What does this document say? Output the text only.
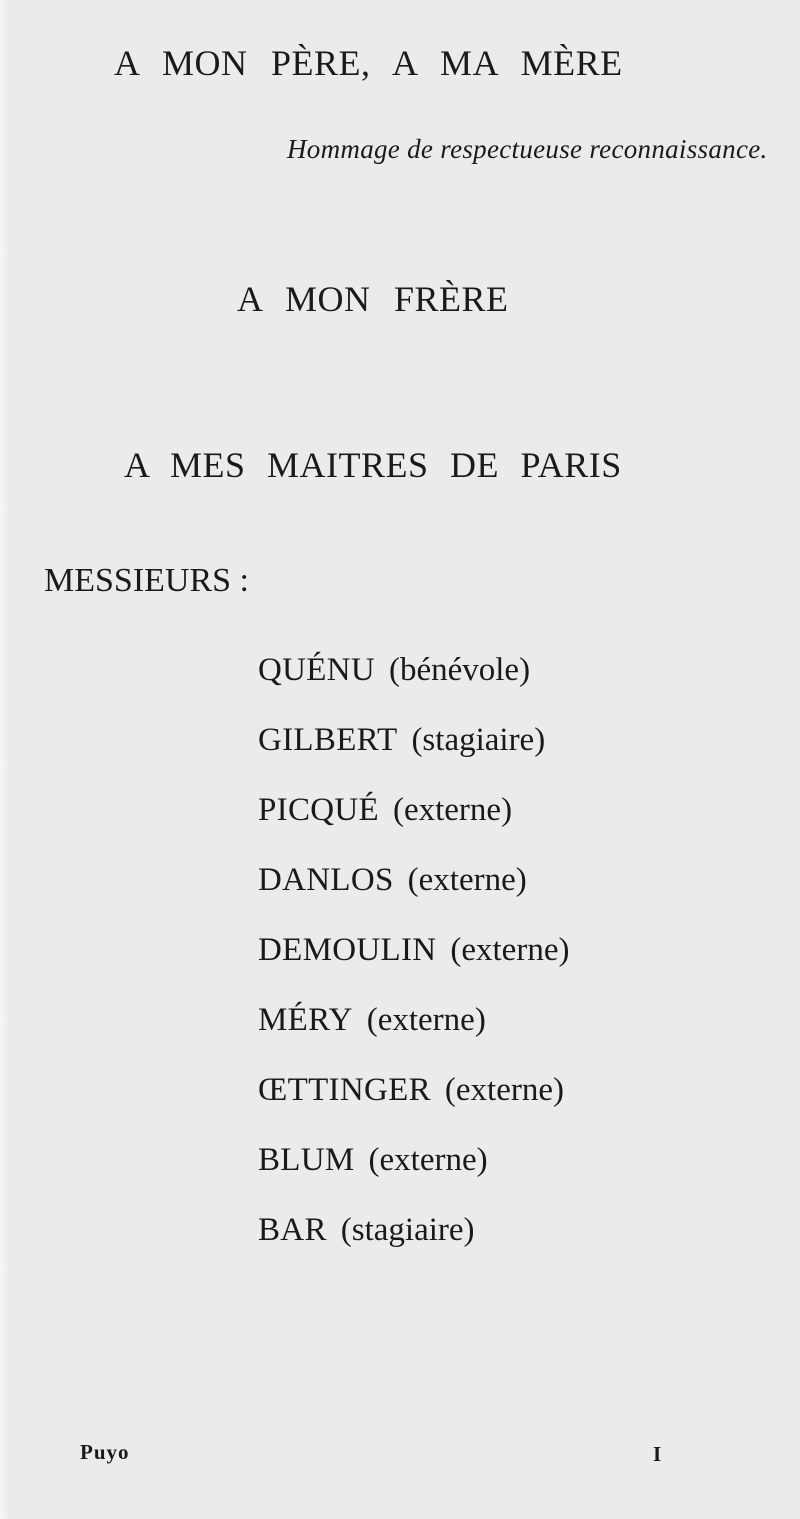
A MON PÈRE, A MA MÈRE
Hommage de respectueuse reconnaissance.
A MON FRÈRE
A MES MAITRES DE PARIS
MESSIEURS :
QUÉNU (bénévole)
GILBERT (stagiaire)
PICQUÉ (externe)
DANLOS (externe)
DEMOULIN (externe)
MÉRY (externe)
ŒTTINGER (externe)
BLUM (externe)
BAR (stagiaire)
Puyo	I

Work required:
Scan the material above for the string "externe" and report each line where you find it.

Result:
PICQUÉ (externe)
DANLOS (externe)
DEMOULIN (externe)
MÉRY (externe)
ŒTTINGER (externe)
BLUM (externe)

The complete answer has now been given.